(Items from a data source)
########################################

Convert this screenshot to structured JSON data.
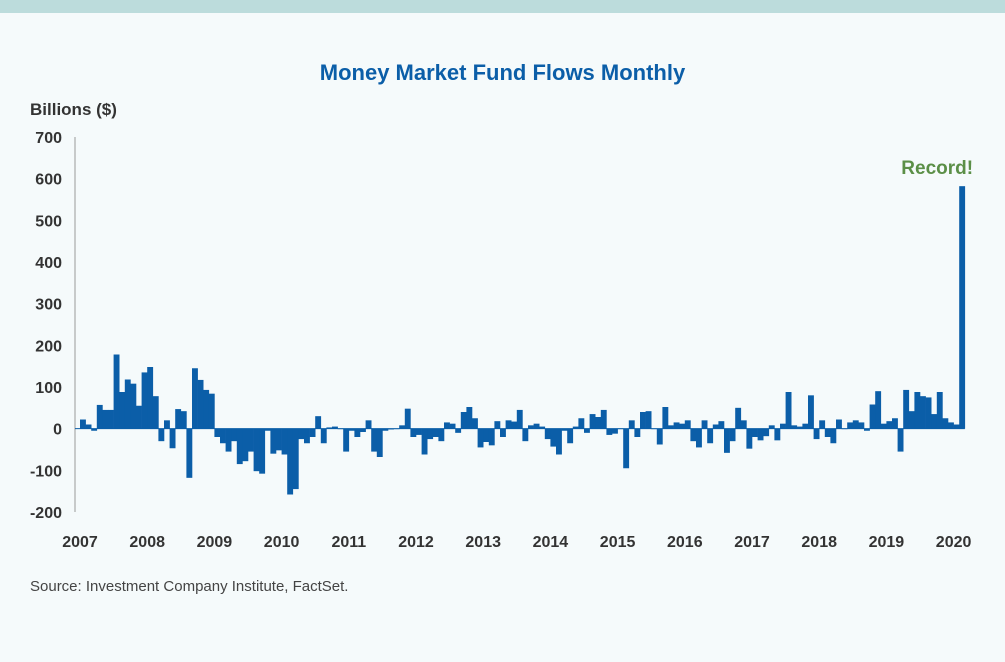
{
  "chart_data": {
    "type": "bar",
    "title": "Money Market Fund Flows Monthly",
    "ylabel": "Billions ($)",
    "xlabel": "",
    "ylim": [
      -200,
      700
    ],
    "y_ticks": [
      700,
      600,
      500,
      400,
      300,
      200,
      100,
      0,
      -100,
      -200
    ],
    "x_tick_labels": [
      "2007",
      "2008",
      "2009",
      "2010",
      "2011",
      "2012",
      "2013",
      "2014",
      "2015",
      "2016",
      "2017",
      "2018",
      "2019",
      "2020"
    ],
    "start_year": 2007,
    "bar_color": "#0b5ea8",
    "annotation": {
      "text": "Record!",
      "color": "#5b8f47"
    },
    "source": "Source: Investment Company Institute, FactSet.",
    "values": [
      22,
      10,
      -5,
      57,
      45,
      45,
      178,
      88,
      118,
      108,
      55,
      135,
      148,
      78,
      -30,
      20,
      -47,
      47,
      42,
      -118,
      145,
      117,
      93,
      84,
      -20,
      -35,
      -55,
      -30,
      -85,
      -78,
      -55,
      -102,
      -108,
      -5,
      -60,
      -52,
      -62,
      -158,
      -145,
      -25,
      -35,
      -20,
      30,
      -35,
      3,
      5,
      0,
      -55,
      -5,
      -20,
      -8,
      20,
      -55,
      -68,
      -5,
      -2,
      0,
      8,
      48,
      -20,
      -15,
      -62,
      -25,
      -20,
      -30,
      15,
      12,
      -10,
      40,
      52,
      25,
      -45,
      -32,
      -40,
      18,
      -20,
      20,
      17,
      45,
      -30,
      8,
      12,
      5,
      -25,
      -43,
      -62,
      -5,
      -35,
      5,
      25,
      -10,
      35,
      28,
      45,
      -15,
      -12,
      0,
      -95,
      20,
      -20,
      40,
      42,
      0,
      -38,
      52,
      8,
      15,
      12,
      20,
      -30,
      -45,
      20,
      -35,
      10,
      18,
      -58,
      -30,
      50,
      20,
      -48,
      -20,
      -28,
      -18,
      8,
      -28,
      12,
      88,
      8,
      5,
      12,
      80,
      -25,
      20,
      -20,
      -35,
      22,
      0,
      15,
      20,
      15,
      -5,
      58,
      90,
      12,
      18,
      25,
      -55,
      93,
      42,
      88,
      78,
      75,
      35,
      88,
      25,
      15,
      10,
      582
    ]
  }
}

########################################

> _The request_
Using the data above, write out every line exactly, leaving the images behind.

> _Correct answer_
Convert this screenshot to structured JSON data.
{
  "chart_data": {
    "type": "bar",
    "title": "Money Market Fund Flows Monthly",
    "ylabel": "Billions ($)",
    "xlabel": "",
    "ylim": [
      -200,
      700
    ],
    "y_ticks": [
      700,
      600,
      500,
      400,
      300,
      200,
      100,
      0,
      -100,
      -200
    ],
    "x_tick_labels": [
      "2007",
      "2008",
      "2009",
      "2010",
      "2011",
      "2012",
      "2013",
      "2014",
      "2015",
      "2016",
      "2017",
      "2018",
      "2019",
      "2020"
    ],
    "start_year": 2007,
    "bar_color": "#0b5ea8",
    "annotation": {
      "text": "Record!",
      "color": "#5b8f47"
    },
    "source": "Source: Investment Company Institute, FactSet.",
    "values": [
      22,
      10,
      -5,
      57,
      45,
      45,
      178,
      88,
      118,
      108,
      55,
      135,
      148,
      78,
      -30,
      20,
      -47,
      47,
      42,
      -118,
      145,
      117,
      93,
      84,
      -20,
      -35,
      -55,
      -30,
      -85,
      -78,
      -55,
      -102,
      -108,
      -5,
      -60,
      -52,
      -62,
      -158,
      -145,
      -25,
      -35,
      -20,
      30,
      -35,
      3,
      5,
      0,
      -55,
      -5,
      -20,
      -8,
      20,
      -55,
      -68,
      -5,
      -2,
      0,
      8,
      48,
      -20,
      -15,
      -62,
      -25,
      -20,
      -30,
      15,
      12,
      -10,
      40,
      52,
      25,
      -45,
      -32,
      -40,
      18,
      -20,
      20,
      17,
      45,
      -30,
      8,
      12,
      5,
      -25,
      -43,
      -62,
      -5,
      -35,
      5,
      25,
      -10,
      35,
      28,
      45,
      -15,
      -12,
      0,
      -95,
      20,
      -20,
      40,
      42,
      0,
      -38,
      52,
      8,
      15,
      12,
      20,
      -30,
      -45,
      20,
      -35,
      10,
      18,
      -58,
      -30,
      50,
      20,
      -48,
      -20,
      -28,
      -18,
      8,
      -28,
      12,
      88,
      8,
      5,
      12,
      80,
      -25,
      20,
      -20,
      -35,
      22,
      0,
      15,
      20,
      15,
      -5,
      58,
      90,
      12,
      18,
      25,
      -55,
      93,
      42,
      88,
      78,
      75,
      35,
      88,
      25,
      15,
      10,
      582
    ]
  }
}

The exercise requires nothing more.